## [Stated goal]
Go through the data below line by line and count those containing the word "placeholder". Reply with the count only.
===== Listed entries
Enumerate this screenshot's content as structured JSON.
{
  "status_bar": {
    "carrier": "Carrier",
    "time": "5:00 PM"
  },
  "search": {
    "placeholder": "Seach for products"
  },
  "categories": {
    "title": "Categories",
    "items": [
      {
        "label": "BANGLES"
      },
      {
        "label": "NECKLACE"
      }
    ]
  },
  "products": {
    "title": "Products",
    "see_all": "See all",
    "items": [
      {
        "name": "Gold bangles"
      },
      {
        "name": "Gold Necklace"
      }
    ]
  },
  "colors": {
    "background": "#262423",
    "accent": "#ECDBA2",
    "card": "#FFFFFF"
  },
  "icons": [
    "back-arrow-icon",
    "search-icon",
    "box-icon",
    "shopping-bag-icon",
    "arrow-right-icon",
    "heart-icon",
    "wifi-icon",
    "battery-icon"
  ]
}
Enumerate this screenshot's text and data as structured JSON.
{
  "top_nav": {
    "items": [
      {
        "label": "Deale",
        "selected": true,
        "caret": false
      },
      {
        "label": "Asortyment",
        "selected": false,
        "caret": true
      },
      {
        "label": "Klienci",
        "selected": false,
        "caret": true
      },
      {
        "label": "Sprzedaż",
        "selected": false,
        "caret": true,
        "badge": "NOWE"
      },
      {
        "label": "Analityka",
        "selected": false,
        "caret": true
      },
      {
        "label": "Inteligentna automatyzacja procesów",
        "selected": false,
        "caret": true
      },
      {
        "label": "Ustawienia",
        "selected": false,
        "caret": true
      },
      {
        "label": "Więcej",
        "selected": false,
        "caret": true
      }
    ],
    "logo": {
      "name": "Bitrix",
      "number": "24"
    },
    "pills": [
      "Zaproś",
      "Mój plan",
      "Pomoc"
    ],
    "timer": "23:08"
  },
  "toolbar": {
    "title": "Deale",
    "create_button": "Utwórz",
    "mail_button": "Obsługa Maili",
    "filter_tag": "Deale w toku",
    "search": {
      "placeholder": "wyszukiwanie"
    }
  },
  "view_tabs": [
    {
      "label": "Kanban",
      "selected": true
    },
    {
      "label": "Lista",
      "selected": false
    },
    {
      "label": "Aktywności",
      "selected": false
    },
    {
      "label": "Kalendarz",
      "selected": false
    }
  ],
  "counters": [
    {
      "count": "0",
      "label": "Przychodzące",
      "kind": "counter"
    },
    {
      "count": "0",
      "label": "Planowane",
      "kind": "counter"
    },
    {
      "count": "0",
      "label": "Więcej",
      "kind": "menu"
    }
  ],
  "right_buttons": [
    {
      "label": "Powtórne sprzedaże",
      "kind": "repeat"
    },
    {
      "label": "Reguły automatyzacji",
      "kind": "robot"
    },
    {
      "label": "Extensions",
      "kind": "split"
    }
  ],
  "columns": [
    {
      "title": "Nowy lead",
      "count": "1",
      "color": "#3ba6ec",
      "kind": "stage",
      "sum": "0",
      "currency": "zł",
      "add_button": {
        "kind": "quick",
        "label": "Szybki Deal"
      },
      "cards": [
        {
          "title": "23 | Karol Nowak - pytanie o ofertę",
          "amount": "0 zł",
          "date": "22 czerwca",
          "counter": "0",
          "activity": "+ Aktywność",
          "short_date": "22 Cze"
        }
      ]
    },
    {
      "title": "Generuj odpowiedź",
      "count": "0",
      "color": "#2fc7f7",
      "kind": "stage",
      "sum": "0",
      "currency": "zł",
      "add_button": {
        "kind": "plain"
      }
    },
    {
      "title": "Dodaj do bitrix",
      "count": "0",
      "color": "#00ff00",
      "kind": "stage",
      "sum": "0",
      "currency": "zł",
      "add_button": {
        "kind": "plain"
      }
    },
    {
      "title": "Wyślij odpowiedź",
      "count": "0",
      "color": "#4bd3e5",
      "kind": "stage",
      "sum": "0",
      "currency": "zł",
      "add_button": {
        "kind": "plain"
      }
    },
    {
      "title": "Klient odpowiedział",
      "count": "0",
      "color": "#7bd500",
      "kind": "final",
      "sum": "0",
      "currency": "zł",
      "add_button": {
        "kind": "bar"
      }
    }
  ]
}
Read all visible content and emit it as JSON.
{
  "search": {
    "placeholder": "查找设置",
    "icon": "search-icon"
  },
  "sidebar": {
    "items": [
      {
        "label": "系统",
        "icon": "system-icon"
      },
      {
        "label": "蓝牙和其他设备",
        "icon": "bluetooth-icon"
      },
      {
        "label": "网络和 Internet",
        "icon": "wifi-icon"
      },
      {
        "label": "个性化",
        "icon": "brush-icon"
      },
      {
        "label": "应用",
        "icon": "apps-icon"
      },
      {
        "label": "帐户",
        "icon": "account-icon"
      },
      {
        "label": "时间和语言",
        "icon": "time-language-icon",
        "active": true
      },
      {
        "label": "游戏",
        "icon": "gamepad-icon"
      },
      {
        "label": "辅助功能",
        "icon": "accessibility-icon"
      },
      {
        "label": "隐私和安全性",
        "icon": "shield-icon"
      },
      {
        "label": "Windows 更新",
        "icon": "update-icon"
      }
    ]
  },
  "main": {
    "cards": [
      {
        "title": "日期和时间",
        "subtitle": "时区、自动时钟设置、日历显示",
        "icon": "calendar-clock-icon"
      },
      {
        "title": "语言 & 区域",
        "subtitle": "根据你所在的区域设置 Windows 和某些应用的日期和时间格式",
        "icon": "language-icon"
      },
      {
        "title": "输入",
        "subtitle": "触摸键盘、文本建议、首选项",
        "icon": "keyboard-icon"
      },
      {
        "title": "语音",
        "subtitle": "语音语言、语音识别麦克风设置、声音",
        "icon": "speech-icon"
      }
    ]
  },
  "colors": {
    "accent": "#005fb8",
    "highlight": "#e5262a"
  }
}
==========
## [Result of the exercise]
3